[Records for this exercise start]

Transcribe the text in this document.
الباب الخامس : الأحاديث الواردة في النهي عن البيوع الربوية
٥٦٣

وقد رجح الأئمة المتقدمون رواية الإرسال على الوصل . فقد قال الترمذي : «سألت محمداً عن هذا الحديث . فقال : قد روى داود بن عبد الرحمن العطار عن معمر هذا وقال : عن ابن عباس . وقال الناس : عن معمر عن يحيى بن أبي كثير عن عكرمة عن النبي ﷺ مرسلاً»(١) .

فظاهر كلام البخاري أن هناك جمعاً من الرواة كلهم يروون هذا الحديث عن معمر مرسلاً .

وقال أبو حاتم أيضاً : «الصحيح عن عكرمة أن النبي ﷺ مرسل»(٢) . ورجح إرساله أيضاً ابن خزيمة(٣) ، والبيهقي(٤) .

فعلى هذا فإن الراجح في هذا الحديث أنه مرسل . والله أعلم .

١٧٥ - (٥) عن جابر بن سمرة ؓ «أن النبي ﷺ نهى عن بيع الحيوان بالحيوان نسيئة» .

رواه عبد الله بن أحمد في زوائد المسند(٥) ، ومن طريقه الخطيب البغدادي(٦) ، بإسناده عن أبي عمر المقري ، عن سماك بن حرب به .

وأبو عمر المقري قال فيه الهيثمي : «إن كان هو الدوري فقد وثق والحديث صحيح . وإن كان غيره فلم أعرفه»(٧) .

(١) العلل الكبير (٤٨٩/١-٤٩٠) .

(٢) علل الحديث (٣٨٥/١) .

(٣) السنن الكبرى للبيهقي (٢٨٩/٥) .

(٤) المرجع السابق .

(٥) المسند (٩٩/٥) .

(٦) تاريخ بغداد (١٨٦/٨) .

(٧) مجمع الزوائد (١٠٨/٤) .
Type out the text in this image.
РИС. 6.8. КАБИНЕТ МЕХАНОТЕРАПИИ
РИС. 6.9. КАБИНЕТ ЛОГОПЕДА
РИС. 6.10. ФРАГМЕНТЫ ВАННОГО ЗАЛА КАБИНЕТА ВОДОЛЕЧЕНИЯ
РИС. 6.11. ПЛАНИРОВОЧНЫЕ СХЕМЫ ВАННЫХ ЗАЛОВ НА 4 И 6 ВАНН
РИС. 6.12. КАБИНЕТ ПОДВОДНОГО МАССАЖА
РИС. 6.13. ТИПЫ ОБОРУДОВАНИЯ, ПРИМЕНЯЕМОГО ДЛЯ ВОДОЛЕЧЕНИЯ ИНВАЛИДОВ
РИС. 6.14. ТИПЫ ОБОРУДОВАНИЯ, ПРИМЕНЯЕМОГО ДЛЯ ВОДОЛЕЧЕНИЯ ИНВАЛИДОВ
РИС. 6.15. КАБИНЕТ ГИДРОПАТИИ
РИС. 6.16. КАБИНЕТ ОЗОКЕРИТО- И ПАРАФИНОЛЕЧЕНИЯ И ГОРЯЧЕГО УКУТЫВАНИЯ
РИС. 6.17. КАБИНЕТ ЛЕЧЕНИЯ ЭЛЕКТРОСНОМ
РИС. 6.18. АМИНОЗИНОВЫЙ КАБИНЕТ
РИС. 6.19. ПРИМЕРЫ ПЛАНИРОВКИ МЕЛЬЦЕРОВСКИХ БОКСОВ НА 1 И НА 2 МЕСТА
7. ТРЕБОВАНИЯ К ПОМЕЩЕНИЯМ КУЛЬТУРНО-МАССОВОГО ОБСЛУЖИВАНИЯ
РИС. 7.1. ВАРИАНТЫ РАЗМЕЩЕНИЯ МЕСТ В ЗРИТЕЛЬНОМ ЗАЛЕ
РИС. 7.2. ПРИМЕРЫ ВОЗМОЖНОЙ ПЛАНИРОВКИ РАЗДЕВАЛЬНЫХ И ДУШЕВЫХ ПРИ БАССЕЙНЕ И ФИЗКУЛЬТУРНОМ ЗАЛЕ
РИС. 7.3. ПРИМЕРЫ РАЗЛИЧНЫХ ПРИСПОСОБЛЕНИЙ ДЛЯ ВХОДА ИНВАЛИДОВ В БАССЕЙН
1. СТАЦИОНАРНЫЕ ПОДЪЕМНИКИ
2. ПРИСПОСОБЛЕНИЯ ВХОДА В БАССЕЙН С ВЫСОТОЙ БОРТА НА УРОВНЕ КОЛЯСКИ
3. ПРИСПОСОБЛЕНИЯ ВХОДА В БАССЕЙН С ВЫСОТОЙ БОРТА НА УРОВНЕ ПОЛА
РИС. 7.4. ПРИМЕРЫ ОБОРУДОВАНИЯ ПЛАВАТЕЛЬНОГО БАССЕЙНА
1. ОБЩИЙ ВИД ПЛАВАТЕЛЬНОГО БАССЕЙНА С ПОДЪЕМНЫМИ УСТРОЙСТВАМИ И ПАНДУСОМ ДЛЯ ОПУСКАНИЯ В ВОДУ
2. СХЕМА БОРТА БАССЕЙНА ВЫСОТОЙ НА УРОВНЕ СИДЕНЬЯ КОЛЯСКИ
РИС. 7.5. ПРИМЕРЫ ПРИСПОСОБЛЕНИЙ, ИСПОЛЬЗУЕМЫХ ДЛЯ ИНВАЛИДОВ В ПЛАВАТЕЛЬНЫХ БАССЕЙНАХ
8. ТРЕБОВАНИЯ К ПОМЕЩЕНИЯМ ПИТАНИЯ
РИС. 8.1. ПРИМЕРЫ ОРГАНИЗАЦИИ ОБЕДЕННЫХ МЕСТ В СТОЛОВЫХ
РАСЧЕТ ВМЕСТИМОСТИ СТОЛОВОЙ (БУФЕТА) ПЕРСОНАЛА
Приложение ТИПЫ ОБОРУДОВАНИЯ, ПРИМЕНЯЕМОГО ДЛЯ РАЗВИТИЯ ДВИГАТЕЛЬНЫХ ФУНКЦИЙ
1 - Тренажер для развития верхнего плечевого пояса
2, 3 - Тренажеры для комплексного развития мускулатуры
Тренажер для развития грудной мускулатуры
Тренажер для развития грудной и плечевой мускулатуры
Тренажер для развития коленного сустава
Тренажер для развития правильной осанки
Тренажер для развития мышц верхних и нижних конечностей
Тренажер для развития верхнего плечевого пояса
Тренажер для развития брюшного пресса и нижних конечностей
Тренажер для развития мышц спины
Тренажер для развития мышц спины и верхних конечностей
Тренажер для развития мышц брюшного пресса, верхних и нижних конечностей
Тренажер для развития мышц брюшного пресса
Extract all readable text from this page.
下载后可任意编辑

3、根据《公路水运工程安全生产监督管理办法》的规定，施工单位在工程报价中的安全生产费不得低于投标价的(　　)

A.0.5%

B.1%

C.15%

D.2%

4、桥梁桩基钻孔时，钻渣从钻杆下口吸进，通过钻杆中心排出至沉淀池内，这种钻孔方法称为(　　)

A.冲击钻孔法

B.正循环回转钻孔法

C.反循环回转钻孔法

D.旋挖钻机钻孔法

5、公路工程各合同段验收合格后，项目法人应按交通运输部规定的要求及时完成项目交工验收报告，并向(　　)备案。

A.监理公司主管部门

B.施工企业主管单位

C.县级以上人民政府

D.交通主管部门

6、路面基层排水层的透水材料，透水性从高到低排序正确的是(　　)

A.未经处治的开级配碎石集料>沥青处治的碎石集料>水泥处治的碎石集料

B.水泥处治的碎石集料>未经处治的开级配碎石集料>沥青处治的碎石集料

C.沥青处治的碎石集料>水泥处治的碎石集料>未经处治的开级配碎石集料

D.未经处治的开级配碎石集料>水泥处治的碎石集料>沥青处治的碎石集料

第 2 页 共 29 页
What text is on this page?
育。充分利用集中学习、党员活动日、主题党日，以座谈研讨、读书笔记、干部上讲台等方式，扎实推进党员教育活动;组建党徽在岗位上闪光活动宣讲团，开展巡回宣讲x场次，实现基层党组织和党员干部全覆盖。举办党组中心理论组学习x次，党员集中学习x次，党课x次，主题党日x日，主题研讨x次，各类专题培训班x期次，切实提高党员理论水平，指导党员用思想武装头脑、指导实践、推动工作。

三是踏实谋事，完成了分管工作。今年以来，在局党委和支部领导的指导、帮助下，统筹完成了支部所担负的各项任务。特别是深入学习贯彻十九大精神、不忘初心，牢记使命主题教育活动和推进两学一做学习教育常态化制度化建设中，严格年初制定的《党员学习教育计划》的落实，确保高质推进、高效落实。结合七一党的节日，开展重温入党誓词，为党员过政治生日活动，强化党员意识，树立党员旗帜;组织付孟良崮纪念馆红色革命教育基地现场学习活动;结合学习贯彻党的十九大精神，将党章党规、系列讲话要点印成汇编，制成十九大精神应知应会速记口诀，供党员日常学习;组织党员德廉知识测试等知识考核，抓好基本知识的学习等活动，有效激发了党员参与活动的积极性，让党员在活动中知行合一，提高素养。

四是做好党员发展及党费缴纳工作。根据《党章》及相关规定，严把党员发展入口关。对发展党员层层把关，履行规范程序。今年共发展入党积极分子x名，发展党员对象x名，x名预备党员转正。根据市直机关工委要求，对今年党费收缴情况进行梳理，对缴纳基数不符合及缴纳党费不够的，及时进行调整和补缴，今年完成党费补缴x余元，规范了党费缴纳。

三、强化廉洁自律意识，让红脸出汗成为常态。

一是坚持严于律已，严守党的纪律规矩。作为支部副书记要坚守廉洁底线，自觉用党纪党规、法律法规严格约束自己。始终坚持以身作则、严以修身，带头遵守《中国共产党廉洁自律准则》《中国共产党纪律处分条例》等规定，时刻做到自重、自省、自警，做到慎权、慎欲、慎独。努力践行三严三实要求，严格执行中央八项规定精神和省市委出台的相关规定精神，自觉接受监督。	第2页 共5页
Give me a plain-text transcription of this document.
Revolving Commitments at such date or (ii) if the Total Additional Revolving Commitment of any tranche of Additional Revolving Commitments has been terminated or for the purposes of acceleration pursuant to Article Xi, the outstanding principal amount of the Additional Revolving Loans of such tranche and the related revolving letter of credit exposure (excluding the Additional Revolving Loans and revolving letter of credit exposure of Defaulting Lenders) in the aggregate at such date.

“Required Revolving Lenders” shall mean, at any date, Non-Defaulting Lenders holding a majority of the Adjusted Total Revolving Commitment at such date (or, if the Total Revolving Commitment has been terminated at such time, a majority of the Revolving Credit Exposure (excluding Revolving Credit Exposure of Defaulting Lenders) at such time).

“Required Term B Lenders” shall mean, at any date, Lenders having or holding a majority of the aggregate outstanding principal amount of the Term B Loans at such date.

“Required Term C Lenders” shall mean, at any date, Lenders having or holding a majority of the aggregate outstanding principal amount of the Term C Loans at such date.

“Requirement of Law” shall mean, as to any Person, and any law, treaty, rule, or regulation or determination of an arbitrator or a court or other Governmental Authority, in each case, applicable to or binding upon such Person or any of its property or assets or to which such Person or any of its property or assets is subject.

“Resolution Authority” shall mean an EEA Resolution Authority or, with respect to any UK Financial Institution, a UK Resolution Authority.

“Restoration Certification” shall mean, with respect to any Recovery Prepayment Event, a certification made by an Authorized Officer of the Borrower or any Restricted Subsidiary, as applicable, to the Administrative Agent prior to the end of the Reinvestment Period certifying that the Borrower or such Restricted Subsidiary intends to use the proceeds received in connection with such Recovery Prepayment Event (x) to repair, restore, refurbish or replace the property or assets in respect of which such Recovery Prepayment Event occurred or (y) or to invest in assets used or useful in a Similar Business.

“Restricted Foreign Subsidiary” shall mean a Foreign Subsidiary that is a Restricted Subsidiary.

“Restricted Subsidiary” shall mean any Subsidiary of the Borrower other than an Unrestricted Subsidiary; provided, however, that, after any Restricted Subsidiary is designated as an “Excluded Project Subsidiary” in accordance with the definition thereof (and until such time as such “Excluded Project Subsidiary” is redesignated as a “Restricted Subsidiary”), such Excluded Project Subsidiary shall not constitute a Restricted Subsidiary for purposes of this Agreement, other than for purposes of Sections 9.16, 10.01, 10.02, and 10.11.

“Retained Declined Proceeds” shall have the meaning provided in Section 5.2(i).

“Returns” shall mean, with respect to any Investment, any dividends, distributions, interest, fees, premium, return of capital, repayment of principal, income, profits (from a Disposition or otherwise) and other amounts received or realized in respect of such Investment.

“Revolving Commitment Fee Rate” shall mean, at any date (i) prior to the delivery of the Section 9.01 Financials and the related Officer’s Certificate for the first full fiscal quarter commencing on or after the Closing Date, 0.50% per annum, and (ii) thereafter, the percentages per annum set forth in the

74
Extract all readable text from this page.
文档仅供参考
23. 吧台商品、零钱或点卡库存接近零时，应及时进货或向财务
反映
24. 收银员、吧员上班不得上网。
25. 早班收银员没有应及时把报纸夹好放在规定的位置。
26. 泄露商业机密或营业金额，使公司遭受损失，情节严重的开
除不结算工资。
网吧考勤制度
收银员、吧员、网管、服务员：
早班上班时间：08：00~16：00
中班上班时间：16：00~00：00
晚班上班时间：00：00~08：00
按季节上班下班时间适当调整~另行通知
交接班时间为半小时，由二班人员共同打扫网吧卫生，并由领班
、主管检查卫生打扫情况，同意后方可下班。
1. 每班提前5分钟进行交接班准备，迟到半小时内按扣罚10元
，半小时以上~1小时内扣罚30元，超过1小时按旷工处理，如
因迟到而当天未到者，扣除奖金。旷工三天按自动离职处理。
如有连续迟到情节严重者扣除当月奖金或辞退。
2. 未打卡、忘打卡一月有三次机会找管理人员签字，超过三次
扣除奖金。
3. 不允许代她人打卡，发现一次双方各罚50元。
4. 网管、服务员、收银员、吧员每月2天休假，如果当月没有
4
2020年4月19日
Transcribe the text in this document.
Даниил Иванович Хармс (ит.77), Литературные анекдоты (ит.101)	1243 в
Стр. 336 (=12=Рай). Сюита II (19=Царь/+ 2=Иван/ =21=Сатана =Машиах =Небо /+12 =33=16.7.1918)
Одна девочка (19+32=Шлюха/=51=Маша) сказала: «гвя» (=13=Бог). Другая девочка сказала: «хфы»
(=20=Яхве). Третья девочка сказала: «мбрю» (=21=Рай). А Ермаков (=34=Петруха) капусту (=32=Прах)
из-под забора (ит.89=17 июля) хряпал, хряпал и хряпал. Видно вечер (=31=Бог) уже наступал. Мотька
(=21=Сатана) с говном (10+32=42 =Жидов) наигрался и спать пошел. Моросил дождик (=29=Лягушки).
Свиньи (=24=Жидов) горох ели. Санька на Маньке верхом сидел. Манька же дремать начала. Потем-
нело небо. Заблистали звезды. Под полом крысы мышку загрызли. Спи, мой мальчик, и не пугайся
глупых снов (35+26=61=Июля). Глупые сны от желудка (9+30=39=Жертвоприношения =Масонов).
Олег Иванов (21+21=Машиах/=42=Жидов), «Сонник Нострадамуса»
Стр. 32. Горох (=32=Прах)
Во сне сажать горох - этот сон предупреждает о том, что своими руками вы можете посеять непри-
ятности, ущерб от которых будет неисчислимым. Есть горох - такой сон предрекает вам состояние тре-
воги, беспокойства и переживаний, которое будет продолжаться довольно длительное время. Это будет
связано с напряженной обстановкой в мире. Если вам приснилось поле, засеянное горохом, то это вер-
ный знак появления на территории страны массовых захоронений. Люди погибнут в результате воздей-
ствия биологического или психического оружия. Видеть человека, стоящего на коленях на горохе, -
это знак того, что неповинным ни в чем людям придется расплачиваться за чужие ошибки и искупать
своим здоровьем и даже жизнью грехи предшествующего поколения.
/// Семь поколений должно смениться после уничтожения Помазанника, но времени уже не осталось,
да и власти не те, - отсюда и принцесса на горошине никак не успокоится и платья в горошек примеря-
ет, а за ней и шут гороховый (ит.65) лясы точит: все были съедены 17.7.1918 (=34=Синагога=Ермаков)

[Records for this exercise end]

## What you are asked to do
Copy each line of the records above that carries the word "Прах".

## Correct output
(=20=Яхве). Третья девочка сказала: «мбрю» (=21=Рай). А Ермаков (=34=Петруха) капусту (=32=Прах)
Стр. 32. Горох (=32=Прах)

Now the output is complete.